[START Exercise materials]

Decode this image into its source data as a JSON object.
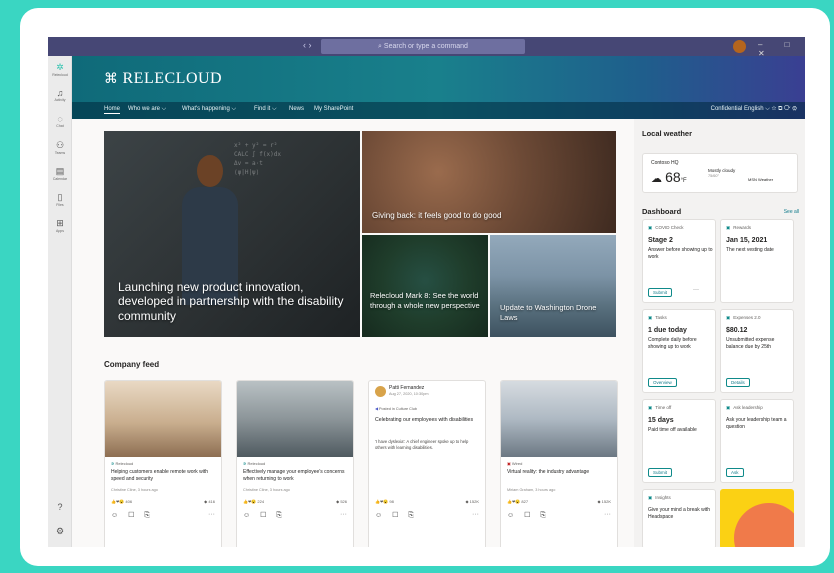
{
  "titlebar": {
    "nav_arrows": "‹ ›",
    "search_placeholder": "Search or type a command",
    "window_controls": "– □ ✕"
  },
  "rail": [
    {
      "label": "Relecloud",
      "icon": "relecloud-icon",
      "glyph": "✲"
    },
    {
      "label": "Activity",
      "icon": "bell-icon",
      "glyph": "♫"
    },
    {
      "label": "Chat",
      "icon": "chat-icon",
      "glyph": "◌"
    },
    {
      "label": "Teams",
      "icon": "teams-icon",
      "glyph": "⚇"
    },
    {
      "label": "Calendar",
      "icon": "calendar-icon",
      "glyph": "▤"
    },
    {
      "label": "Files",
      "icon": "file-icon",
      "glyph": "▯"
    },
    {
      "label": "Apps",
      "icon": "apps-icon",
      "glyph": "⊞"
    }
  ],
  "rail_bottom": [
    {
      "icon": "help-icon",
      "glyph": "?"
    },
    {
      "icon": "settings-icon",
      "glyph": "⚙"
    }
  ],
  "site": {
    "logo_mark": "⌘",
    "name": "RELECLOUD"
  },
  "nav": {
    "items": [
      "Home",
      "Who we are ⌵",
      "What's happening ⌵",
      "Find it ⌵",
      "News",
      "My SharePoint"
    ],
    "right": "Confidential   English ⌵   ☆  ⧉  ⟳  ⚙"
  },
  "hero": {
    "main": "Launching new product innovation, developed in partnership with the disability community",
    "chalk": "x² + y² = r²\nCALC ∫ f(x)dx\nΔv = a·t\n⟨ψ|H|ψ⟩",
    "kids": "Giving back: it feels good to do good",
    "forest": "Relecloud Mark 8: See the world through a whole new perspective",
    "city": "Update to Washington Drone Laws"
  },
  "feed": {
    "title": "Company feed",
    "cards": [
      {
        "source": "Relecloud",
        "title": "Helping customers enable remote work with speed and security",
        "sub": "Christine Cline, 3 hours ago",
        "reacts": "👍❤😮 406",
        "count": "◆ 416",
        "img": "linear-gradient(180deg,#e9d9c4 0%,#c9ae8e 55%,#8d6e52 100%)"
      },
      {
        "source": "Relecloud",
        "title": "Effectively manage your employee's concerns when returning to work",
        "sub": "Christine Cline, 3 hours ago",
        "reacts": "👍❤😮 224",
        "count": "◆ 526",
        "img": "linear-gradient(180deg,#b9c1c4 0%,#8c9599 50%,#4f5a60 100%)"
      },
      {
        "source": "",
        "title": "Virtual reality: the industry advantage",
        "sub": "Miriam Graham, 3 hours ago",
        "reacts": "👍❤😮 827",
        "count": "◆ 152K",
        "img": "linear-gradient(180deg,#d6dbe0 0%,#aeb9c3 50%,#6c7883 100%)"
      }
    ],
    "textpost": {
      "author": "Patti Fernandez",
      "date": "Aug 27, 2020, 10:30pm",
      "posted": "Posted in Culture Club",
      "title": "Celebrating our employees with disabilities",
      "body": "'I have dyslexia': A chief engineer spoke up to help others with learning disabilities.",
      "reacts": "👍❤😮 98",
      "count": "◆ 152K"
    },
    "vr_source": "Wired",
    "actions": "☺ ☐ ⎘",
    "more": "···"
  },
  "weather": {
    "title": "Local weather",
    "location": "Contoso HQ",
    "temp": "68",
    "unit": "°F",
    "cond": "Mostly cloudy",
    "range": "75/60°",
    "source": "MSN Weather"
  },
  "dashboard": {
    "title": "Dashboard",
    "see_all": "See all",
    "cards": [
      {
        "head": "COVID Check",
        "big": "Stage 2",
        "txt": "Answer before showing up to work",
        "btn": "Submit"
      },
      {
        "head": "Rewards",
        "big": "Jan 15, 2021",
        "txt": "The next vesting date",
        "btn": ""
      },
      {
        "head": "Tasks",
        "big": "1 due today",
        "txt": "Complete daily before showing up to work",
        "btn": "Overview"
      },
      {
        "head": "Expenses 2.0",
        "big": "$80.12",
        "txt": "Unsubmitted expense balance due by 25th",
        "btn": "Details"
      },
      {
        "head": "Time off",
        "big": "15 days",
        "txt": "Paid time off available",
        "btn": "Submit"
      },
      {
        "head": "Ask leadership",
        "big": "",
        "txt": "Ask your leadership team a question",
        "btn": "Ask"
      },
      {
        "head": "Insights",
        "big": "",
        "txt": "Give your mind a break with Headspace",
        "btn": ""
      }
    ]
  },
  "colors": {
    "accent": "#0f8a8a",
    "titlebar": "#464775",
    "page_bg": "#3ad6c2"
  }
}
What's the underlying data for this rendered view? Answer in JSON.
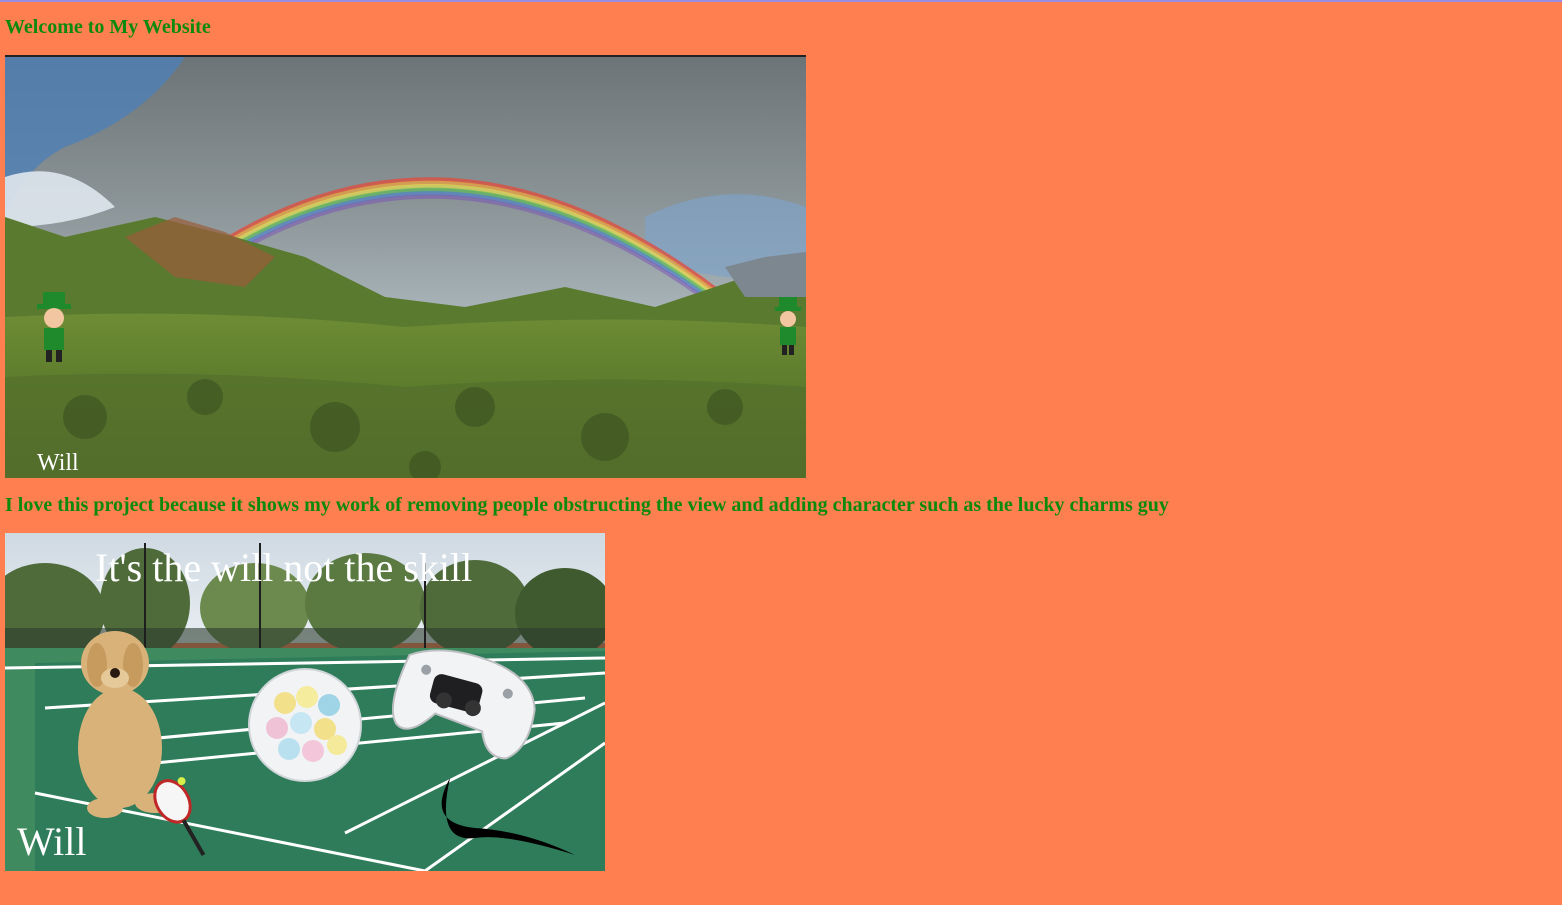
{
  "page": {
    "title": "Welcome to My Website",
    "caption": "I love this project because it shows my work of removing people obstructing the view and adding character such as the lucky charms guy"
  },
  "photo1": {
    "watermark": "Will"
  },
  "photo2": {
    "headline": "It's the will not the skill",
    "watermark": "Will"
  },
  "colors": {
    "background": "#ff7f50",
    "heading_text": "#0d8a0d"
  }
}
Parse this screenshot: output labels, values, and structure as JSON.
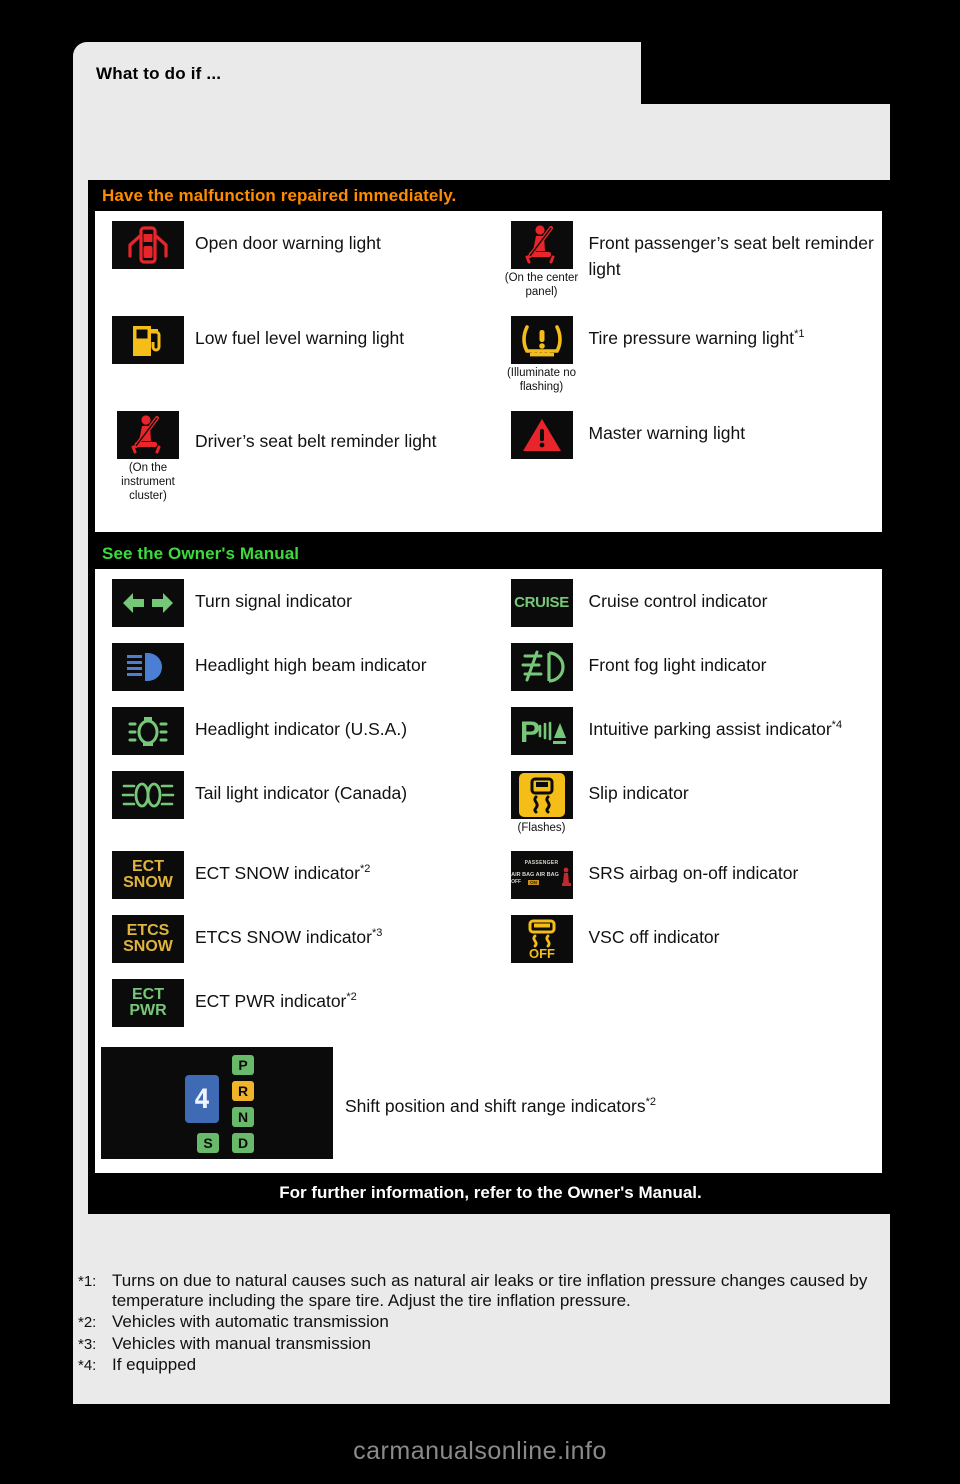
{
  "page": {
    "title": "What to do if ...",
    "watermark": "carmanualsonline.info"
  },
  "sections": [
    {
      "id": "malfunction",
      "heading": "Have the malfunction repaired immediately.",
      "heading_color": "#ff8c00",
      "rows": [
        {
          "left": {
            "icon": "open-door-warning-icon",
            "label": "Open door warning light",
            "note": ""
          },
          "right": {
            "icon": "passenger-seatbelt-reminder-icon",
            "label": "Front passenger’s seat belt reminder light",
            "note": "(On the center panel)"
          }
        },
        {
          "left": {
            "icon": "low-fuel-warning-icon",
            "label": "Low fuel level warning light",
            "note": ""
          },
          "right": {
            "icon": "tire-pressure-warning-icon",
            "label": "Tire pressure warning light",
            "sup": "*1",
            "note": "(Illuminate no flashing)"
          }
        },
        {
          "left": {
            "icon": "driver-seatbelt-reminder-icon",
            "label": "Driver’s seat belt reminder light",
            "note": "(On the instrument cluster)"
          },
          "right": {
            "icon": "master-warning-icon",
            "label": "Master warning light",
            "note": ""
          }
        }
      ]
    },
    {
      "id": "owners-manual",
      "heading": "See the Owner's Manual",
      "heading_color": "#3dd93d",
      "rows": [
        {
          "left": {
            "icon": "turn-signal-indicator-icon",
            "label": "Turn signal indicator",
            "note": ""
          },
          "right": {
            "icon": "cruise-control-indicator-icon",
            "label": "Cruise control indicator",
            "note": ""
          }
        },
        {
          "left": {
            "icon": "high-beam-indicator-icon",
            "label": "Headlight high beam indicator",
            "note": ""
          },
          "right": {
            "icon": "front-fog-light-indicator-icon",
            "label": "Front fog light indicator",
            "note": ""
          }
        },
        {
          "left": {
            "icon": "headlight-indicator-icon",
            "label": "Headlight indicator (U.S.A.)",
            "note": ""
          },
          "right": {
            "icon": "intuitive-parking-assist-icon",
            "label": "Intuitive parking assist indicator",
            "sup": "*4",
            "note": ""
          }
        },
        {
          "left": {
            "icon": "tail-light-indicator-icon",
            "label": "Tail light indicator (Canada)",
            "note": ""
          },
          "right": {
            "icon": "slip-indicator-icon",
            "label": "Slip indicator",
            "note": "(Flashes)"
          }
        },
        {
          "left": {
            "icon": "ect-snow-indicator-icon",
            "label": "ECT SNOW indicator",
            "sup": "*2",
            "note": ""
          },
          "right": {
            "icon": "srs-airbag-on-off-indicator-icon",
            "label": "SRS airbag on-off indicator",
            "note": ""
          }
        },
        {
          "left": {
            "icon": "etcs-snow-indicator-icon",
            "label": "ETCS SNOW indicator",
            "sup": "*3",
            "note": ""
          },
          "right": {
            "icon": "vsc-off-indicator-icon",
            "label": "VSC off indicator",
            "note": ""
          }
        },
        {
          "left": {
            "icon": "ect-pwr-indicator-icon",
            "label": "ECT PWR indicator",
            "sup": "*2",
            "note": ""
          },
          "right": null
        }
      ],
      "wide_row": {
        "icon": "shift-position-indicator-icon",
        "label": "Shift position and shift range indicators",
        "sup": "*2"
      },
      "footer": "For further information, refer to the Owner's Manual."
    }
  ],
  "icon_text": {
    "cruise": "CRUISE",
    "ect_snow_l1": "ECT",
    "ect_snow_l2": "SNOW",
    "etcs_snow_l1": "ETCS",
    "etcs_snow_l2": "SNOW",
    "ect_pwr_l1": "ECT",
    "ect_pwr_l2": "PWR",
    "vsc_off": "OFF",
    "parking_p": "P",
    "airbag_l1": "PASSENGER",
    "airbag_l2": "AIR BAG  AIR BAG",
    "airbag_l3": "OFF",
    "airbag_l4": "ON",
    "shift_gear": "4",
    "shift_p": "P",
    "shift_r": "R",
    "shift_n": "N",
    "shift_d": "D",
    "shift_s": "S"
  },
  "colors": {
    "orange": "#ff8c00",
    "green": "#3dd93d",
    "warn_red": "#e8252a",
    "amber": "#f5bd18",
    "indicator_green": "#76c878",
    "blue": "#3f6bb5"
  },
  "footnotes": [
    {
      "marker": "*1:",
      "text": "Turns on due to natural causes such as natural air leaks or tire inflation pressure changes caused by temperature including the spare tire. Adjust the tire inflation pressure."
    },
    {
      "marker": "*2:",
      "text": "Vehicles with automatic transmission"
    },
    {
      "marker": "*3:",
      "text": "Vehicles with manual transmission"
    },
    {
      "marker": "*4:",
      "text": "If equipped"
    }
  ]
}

[END Exercise materials]

(Direction): Select all lines in the listing that include the word "reacts".

(Solution for this exercise):
        "reacts": "👍❤😮 406",
        "reacts": "👍❤😮 224",
        "reacts": "👍❤😮 827",
      "reacts": "👍❤😮 98",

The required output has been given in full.